Rewrite the data below with every "y-tick-label" changed to "y-axis-tick" and nothing else altered. Leave the pictures out of your answer.

Records shown
···

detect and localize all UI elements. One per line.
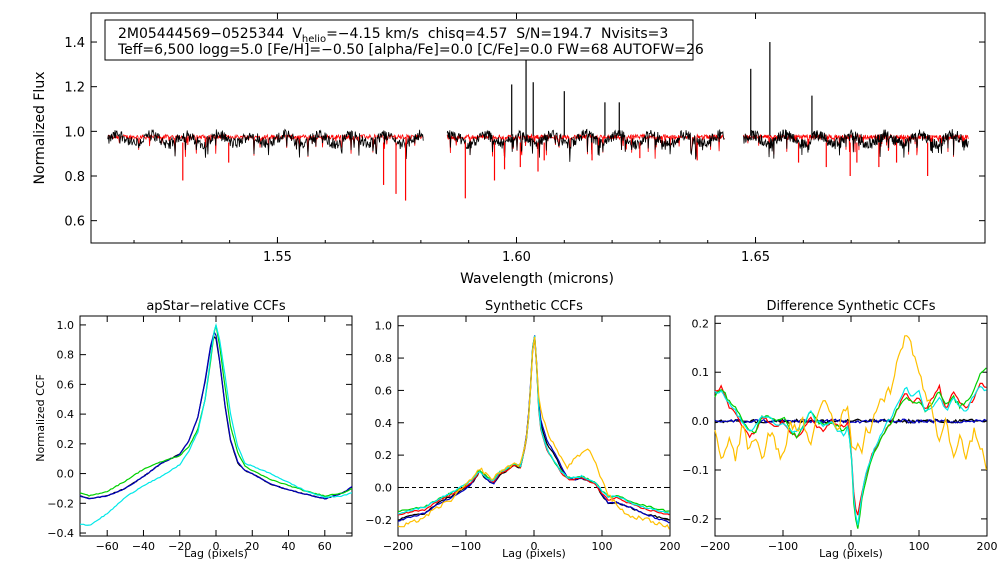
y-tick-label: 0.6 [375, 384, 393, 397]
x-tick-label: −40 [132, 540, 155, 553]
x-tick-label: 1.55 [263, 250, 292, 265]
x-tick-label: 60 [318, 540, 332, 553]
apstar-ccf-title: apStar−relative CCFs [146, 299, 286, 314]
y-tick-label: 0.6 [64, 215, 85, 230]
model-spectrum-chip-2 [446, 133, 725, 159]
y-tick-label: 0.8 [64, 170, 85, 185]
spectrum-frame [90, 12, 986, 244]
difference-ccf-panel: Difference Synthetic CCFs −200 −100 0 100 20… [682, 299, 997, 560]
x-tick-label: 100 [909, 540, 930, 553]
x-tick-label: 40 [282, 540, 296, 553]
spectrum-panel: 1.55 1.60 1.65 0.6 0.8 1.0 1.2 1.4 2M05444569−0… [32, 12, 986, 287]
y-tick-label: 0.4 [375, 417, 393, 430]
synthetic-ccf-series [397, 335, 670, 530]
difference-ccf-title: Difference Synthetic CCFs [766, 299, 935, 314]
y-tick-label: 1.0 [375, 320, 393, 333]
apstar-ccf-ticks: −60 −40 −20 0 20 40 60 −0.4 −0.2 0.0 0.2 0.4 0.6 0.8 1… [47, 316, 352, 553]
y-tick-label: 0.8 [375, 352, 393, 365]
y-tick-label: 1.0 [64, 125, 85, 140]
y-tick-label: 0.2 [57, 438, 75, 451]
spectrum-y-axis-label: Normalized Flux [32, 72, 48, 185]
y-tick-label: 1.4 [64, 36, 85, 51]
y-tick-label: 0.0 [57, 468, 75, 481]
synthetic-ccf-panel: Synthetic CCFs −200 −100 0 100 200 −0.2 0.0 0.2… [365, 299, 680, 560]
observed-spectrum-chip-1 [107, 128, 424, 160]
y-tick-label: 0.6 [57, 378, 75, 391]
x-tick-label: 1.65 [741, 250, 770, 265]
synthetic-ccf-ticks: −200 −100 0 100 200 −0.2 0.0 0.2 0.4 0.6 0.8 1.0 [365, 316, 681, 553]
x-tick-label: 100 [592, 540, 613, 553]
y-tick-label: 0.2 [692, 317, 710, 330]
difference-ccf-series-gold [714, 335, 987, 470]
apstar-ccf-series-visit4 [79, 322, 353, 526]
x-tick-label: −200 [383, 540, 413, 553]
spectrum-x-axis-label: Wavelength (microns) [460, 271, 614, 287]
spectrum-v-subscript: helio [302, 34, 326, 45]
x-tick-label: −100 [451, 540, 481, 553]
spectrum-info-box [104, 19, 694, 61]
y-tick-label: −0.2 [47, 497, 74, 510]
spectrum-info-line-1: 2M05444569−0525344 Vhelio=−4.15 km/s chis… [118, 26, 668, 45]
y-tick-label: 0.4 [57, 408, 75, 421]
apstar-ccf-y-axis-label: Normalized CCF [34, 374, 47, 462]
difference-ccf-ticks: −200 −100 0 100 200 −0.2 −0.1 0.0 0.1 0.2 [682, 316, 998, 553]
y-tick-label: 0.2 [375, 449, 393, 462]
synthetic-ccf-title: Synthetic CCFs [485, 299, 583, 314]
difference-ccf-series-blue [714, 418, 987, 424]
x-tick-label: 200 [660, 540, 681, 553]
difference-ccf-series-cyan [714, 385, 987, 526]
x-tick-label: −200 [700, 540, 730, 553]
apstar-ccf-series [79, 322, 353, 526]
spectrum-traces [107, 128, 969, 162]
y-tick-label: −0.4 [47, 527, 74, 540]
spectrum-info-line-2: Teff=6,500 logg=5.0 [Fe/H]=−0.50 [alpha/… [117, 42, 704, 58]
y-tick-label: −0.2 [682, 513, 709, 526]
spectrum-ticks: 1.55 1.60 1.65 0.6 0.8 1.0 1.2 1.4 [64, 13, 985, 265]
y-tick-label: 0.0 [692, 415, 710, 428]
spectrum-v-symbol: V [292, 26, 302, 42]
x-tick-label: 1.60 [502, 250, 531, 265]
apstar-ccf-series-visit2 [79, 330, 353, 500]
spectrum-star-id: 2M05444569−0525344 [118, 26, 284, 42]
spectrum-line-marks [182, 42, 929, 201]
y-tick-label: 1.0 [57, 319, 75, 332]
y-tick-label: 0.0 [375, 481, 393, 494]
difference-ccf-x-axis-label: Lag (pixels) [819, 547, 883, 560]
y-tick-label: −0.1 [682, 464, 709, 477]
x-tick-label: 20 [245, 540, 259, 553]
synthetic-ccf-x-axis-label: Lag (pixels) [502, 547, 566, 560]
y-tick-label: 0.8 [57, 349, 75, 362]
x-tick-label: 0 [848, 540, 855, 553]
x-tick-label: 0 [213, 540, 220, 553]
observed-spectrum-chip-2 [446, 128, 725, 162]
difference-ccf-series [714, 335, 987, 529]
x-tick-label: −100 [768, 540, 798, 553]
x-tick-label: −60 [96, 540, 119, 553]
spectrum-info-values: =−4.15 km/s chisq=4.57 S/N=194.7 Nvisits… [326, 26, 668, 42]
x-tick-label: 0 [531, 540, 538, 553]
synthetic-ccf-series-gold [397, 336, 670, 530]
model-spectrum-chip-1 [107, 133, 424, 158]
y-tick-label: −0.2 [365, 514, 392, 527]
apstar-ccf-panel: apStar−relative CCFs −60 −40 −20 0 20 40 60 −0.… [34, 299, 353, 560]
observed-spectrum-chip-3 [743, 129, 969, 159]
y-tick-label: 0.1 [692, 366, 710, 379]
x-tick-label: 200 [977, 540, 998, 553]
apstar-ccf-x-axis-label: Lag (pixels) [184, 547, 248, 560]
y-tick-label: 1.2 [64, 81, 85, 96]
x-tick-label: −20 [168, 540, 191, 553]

···

Answer to this task
detect and localize all UI elements. One per line.
y-axis-tick: 0.6 [375, 384, 393, 397]
x-tick-label: −40 [132, 540, 155, 553]
x-tick-label: 1.55 [263, 250, 292, 265]
x-tick-label: 60 [318, 540, 332, 553]
apstar-ccf-title: apStar−relative CCFs [146, 299, 286, 314]
y-axis-tick: 0.6 [64, 215, 85, 230]
model-spectrum-chip-2 [446, 133, 725, 159]
y-axis-tick: 0.8 [64, 170, 85, 185]
spectrum-frame [90, 12, 986, 244]
difference-ccf-panel: Difference Synthetic CCFs −200 −100 0 100 20… [682, 299, 997, 560]
x-tick-label: 100 [909, 540, 930, 553]
x-tick-label: 40 [282, 540, 296, 553]
spectrum-panel: 1.55 1.60 1.65 0.6 0.8 1.0 1.2 1.4 2M05444569−0… [32, 12, 986, 287]
y-axis-tick: 0.4 [375, 417, 393, 430]
synthetic-ccf-series [397, 335, 670, 530]
difference-ccf-title: Difference Synthetic CCFs [766, 299, 935, 314]
y-axis-tick: 1.0 [375, 320, 393, 333]
apstar-ccf-ticks: −60 −40 −20 0 20 40 60 −0.4 −0.2 0.0 0.2 0.4 0.6 0.8 1… [47, 316, 352, 553]
y-axis-tick: 0.8 [375, 352, 393, 365]
y-axis-tick: 1.0 [64, 125, 85, 140]
y-axis-tick: 0.2 [57, 438, 75, 451]
spectrum-y-axis-label: Normalized Flux [32, 72, 48, 185]
y-axis-tick: 1.4 [64, 36, 85, 51]
y-axis-tick: 0.0 [57, 468, 75, 481]
synthetic-ccf-panel: Synthetic CCFs −200 −100 0 100 200 −0.2 0.0 0.2… [365, 299, 680, 560]
observed-spectrum-chip-1 [107, 128, 424, 160]
y-axis-tick: 0.6 [57, 378, 75, 391]
x-tick-label: 1.65 [741, 250, 770, 265]
synthetic-ccf-ticks: −200 −100 0 100 200 −0.2 0.0 0.2 0.4 0.6 0.8 1.0 [365, 316, 681, 553]
x-tick-label: 100 [592, 540, 613, 553]
y-axis-tick: 0.2 [692, 317, 710, 330]
difference-ccf-series-gold [714, 335, 987, 470]
apstar-ccf-series-visit4 [79, 322, 353, 526]
x-tick-label: −200 [383, 540, 413, 553]
spectrum-x-axis-label: Wavelength (microns) [460, 271, 614, 287]
spectrum-v-subscript: helio [302, 34, 326, 45]
x-tick-label: −100 [451, 540, 481, 553]
spectrum-info-box [104, 19, 694, 61]
y-axis-tick: −0.2 [47, 497, 74, 510]
spectrum-info-line-1: 2M05444569−0525344 Vhelio=−4.15 km/s chis… [118, 26, 668, 45]
y-axis-tick: 0.4 [57, 408, 75, 421]
apstar-ccf-y-axis-label: Normalized CCF [34, 374, 47, 462]
difference-ccf-ticks: −200 −100 0 100 200 −0.2 −0.1 0.0 0.1 0.2 [682, 316, 998, 553]
y-axis-tick: 0.2 [375, 449, 393, 462]
synthetic-ccf-title: Synthetic CCFs [485, 299, 583, 314]
difference-ccf-series-blue [714, 418, 987, 424]
x-tick-label: 200 [660, 540, 681, 553]
difference-ccf-series-cyan [714, 385, 987, 526]
x-tick-label: −200 [700, 540, 730, 553]
apstar-ccf-series [79, 322, 353, 526]
spectrum-traces [107, 128, 969, 162]
y-axis-tick: −0.4 [47, 527, 74, 540]
spectrum-info-line-2: Teff=6,500 logg=5.0 [Fe/H]=−0.50 [alpha/… [117, 42, 704, 58]
y-axis-tick: −0.2 [682, 513, 709, 526]
spectrum-ticks: 1.55 1.60 1.65 0.6 0.8 1.0 1.2 1.4 [64, 13, 985, 265]
y-axis-tick: 0.0 [692, 415, 710, 428]
spectrum-v-symbol: V [292, 26, 302, 42]
x-tick-label: 1.60 [502, 250, 531, 265]
apstar-ccf-series-visit2 [79, 330, 353, 500]
spectrum-star-id: 2M05444569−0525344 [118, 26, 284, 42]
spectrum-line-marks [182, 42, 929, 201]
y-axis-tick: 1.0 [57, 319, 75, 332]
y-axis-tick: 0.0 [375, 481, 393, 494]
difference-ccf-x-axis-label: Lag (pixels) [819, 547, 883, 560]
y-axis-tick: −0.1 [682, 464, 709, 477]
x-tick-label: 20 [245, 540, 259, 553]
synthetic-ccf-x-axis-label: Lag (pixels) [502, 547, 566, 560]
y-axis-tick: 0.8 [57, 349, 75, 362]
x-tick-label: 0 [848, 540, 855, 553]
x-tick-label: 0 [213, 540, 220, 553]
observed-spectrum-chip-2 [446, 128, 725, 162]
difference-ccf-series [714, 335, 987, 529]
x-tick-label: −100 [768, 540, 798, 553]
x-tick-label: −60 [96, 540, 119, 553]
spectrum-info-values: =−4.15 km/s chisq=4.57 S/N=194.7 Nvisits… [326, 26, 668, 42]
x-tick-label: 0 [531, 540, 538, 553]
synthetic-ccf-series-gold [397, 336, 670, 530]
model-spectrum-chip-1 [107, 133, 424, 158]
y-axis-tick: −0.2 [365, 514, 392, 527]
apstar-ccf-panel: apStar−relative CCFs −60 −40 −20 0 20 40 60 −0.… [34, 299, 353, 560]
observed-spectrum-chip-3 [743, 129, 969, 159]
y-axis-tick: 0.1 [692, 366, 710, 379]
x-tick-label: 200 [977, 540, 998, 553]
apstar-ccf-x-axis-label: Lag (pixels) [184, 547, 248, 560]
y-axis-tick: 1.2 [64, 81, 85, 96]
x-tick-label: −20 [168, 540, 191, 553]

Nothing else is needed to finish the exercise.